EXERCISE REQUIREMENTS:
Render every line of the records below as a Markdown table with the columns "Number" and "Line", numbering the rows in order and omitting blank lines.

◆ ◆ ◆ ◆

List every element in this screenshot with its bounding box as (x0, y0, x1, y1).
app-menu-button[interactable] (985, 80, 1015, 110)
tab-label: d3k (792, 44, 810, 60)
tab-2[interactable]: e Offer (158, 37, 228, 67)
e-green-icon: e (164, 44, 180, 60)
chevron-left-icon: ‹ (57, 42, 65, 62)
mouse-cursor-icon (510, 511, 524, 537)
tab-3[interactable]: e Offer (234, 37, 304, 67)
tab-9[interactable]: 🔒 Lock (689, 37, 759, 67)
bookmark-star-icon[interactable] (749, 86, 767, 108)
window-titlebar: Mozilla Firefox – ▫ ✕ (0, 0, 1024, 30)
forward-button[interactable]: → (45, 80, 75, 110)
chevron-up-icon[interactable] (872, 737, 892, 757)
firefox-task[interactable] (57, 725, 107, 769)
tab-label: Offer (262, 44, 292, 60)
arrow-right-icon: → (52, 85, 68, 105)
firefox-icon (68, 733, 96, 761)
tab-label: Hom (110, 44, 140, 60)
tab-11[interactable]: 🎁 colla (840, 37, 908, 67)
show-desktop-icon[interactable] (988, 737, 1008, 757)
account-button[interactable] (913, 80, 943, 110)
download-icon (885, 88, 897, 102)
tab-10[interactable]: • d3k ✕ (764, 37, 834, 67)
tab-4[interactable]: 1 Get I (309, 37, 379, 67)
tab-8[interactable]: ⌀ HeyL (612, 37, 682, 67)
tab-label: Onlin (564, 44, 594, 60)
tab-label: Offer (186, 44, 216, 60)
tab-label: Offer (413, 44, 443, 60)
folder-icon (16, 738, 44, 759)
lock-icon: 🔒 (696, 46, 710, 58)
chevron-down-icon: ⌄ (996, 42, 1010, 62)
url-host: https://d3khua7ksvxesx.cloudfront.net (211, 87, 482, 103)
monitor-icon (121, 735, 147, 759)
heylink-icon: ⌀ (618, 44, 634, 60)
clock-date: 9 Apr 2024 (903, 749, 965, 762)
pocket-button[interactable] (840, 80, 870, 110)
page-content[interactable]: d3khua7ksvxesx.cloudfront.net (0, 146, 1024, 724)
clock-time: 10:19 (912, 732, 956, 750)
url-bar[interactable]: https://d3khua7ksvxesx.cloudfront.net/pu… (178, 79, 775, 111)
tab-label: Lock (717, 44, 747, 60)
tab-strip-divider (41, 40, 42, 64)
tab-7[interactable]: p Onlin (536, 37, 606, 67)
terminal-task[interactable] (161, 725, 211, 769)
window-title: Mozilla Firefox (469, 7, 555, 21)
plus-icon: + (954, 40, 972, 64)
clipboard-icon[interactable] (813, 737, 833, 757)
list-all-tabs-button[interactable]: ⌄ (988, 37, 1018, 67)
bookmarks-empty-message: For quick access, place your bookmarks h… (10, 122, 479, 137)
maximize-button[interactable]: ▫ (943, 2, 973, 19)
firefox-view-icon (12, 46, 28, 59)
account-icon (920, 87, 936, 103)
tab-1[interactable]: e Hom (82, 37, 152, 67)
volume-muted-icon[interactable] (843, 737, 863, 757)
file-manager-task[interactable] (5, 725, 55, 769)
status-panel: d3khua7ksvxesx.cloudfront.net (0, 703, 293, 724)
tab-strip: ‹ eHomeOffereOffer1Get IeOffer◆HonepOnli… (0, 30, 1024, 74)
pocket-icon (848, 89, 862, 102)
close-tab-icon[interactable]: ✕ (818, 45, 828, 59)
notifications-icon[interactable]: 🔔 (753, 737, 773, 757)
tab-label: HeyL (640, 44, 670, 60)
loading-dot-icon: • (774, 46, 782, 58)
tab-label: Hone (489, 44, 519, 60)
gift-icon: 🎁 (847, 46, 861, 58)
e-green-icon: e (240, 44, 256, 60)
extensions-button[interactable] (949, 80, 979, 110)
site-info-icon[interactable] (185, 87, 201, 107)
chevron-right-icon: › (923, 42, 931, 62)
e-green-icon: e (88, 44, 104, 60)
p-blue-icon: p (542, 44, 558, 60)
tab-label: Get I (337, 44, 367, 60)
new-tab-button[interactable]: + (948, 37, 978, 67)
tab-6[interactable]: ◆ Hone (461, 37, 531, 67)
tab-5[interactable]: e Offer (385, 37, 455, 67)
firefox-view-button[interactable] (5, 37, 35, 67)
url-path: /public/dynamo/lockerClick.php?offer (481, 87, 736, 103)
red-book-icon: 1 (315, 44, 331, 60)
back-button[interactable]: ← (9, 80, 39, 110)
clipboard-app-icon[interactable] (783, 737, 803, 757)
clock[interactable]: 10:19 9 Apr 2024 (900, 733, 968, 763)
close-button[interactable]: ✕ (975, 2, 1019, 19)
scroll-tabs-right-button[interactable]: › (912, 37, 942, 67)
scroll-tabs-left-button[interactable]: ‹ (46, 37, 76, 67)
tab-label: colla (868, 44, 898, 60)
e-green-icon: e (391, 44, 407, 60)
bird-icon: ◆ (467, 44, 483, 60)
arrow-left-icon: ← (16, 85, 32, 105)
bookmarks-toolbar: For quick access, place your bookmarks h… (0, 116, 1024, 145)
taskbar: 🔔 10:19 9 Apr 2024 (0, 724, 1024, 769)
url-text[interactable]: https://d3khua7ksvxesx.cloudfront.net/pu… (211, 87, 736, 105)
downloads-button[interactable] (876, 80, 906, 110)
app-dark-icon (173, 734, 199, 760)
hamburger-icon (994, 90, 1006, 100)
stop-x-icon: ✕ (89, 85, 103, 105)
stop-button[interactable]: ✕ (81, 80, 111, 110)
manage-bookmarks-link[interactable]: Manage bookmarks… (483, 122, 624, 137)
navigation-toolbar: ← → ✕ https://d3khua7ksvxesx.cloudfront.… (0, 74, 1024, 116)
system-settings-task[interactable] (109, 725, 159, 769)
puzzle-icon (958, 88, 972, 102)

◆ ◆ ◆ ◆

IN RESPONSE:
| Number | Line |
|---|---|
| 1 | List every element in this screenshot with its bounding box as (x0, y0, x1, y1). |
| 2 | app-menu-button[interactable] (985, 80, 1015, 110) |
| 3 | tab-label: d3k (792, 44, 810, 60) |
| 4 | tab-2[interactable]: e Offer (158, 37, 228, 67) |
| 5 | e-green-icon: e (164, 44, 180, 60) |
| 6 | chevron-left-icon: ‹ (57, 42, 65, 62) |
| 7 | mouse-cursor-icon (510, 511, 524, 537) |
| 8 | tab-3[interactable]: e Offer (234, 37, 304, 67) |
| 9 | tab-9[interactable]: 🔒 Lock (689, 37, 759, 67) |
| 10 | bookmark-star-icon[interactable] (749, 86, 767, 108) |
| 11 | window-titlebar: Mozilla Firefox – ▫ ✕ (0, 0, 1024, 30) |
| 12 | forward-button[interactable]: → (45, 80, 75, 110) |
| 13 | chevron-up-icon[interactable] (872, 737, 892, 757) |
| 14 | firefox-task[interactable] (57, 725, 107, 769) |
| 15 | tab-label: Offer (262, 44, 292, 60) |
| 16 | arrow-right-icon: → (52, 85, 68, 105) |
| 17 | firefox-icon (68, 733, 96, 761) |
| 18 | tab-label: Hom (110, 44, 140, 60) |
| 19 | tab-11[interactable]: 🎁 colla (840, 37, 908, 67) |
| 20 | show-desktop-icon[interactable] (988, 737, 1008, 757) |
| 21 | account-button[interactable] (913, 80, 943, 110) |
| 22 | download-icon (885, 88, 897, 102) |
| 23 | tab-10[interactable]: • d3k ✕ (764, 37, 834, 67) |
| 24 | tab-4[interactable]: 1 Get I (309, 37, 379, 67) |
| 25 | tab-8[interactable]: ⌀ HeyL (612, 37, 682, 67) |
| 26 | tab-label: Onlin (564, 44, 594, 60) |
| 27 | tab-label: Offer (186, 44, 216, 60) |
| 28 | tab-label: Offer (413, 44, 443, 60) |
| 29 | folder-icon (16, 738, 44, 759) |
| 30 | lock-icon: 🔒 (696, 46, 710, 58) |
| 31 | chevron-down-icon: ⌄ (996, 42, 1010, 62) |
| 32 | url-host: https://d3khua7ksvxesx.cloudfront.net (211, 87, 482, 103) |
| 33 | monitor-icon (121, 735, 147, 759) |
| 34 | heylink-icon: ⌀ (618, 44, 634, 60) |
| 35 | clock-date: 9 Apr 2024 (903, 749, 965, 762) |
| 36 | pocket-button[interactable] (840, 80, 870, 110) |
| 37 | page-content[interactable]: d3khua7ksvxesx.cloudfront.net (0, 146, 1024, 724) |
| 38 | clock-time: 10:19 (912, 732, 956, 750) |
| 39 | url-bar[interactable]: https://d3khua7ksvxesx.cloudfront.net/pu… (178, 79, 775, 111) |
| 40 | tab-label: Lock (717, 44, 747, 60) |
| 41 | tab-strip-divider (41, 40, 42, 64) |
| 42 | tab-7[interactable]: p Onlin (536, 37, 606, 67) |
| 43 | terminal-task[interactable] (161, 725, 211, 769) |
| 44 | window-title: Mozilla Firefox (469, 7, 555, 21) |
| 45 | plus-icon: + (954, 40, 972, 64) |
| 46 | clipboard-icon[interactable] (813, 737, 833, 757) |
| 47 | list-all-tabs-button[interactable]: ⌄ (988, 37, 1018, 67) |
| 48 | bookmarks-empty-message: For quick access, place your bookmarks h… (10, 122, 479, 137) |
| 49 | maximize-button[interactable]: ▫ (943, 2, 973, 19) |
| 50 | firefox-view-icon (12, 46, 28, 59) |
| 51 | account-icon (920, 87, 936, 103) |
| 52 | tab-1[interactable]: e Hom (82, 37, 152, 67) |
| 53 | volume-muted-icon[interactable] (843, 737, 863, 757) |
| 54 | file-manager-task[interactable] (5, 725, 55, 769) |
| 55 | status-panel: d3khua7ksvxesx.cloudfront.net (0, 703, 293, 724) |
| 56 | tab-strip: ‹ eHomeOffereOffer1Get IeOffer◆HonepOnli… (0, 30, 1024, 74) |
| 57 | pocket-icon (848, 89, 862, 102) |
| 58 | close-tab-icon[interactable]: ✕ (818, 45, 828, 59) |
| 59 | notifications-icon[interactable]: 🔔 (753, 737, 773, 757) |
| 60 | tab-label: HeyL (640, 44, 670, 60) |
| 61 | loading-dot-icon: • (774, 46, 782, 58) |
| 62 | tab-label: Hone (489, 44, 519, 60) |
| 63 | gift-icon: 🎁 (847, 46, 861, 58) |
| 64 | e-green-icon: e (240, 44, 256, 60) |
| 65 | extensions-button[interactable] (949, 80, 979, 110) |
| 66 | site-info-icon[interactable] (185, 87, 201, 107) |
| 67 | chevron-right-icon: › (923, 42, 931, 62) |
| 68 | e-green-icon: e (88, 44, 104, 60) |
| 69 | p-blue-icon: p (542, 44, 558, 60) |
| 70 | tab-label: Get I (337, 44, 367, 60) |
| 71 | new-tab-button[interactable]: + (948, 37, 978, 67) |
| 72 | tab-6[interactable]: ◆ Hone (461, 37, 531, 67) |
| 73 | tab-5[interactable]: e Offer (385, 37, 455, 67) |
| 74 | firefox-view-button[interactable] (5, 37, 35, 67) |
| 75 | url-path: /public/dynamo/lockerClick.php?offer (481, 87, 736, 103) |
| 76 | red-book-icon: 1 (315, 44, 331, 60) |
| 77 | back-button[interactable]: ← (9, 80, 39, 110) |
| 78 | clipboard-app-icon[interactable] (783, 737, 803, 757) |
| 79 | clock[interactable]: 10:19 9 Apr 2024 (900, 733, 968, 763) |
| 80 | close-button[interactable]: ✕ (975, 2, 1019, 19) |
| 81 | scroll-tabs-right-button[interactable]: › (912, 37, 942, 67) |
| 82 | scroll-tabs-left-button[interactable]: ‹ (46, 37, 76, 67) |
| 83 | tab-label: colla (868, 44, 898, 60) |
| 84 | e-green-icon: e (391, 44, 407, 60) |
| 85 | bird-icon: ◆ (467, 44, 483, 60) |
| 86 | arrow-left-icon: ← (16, 85, 32, 105) |
| 87 | bookmarks-toolbar: For quick access, place your bookmarks h… (0, 116, 1024, 145) |
| 88 | taskbar: 🔔 10:19 9 Apr 2024 (0, 724, 1024, 769) |
| 89 | url-text[interactable]: https://d3khua7ksvxesx.cloudfront.net/pu… (211, 87, 736, 105) |
| 90 | downloads-button[interactable] (876, 80, 906, 110) |
| 91 | app-dark-icon (173, 734, 199, 760) |
| 92 | hamburger-icon (994, 90, 1006, 100) |
| 93 | stop-x-icon: ✕ (89, 85, 103, 105) |
| 94 | stop-button[interactable]: ✕ (81, 80, 111, 110) |
| 95 | manage-bookmarks-link[interactable]: Manage bookmarks… (483, 122, 624, 137) |
| 96 | navigation-toolbar: ← → ✕ https://d3khua7ksvxesx.cloudfront.… (0, 74, 1024, 116) |
| 97 | system-settings-task[interactable] (109, 725, 159, 769) |
| 98 | puzzle-icon (958, 88, 972, 102) |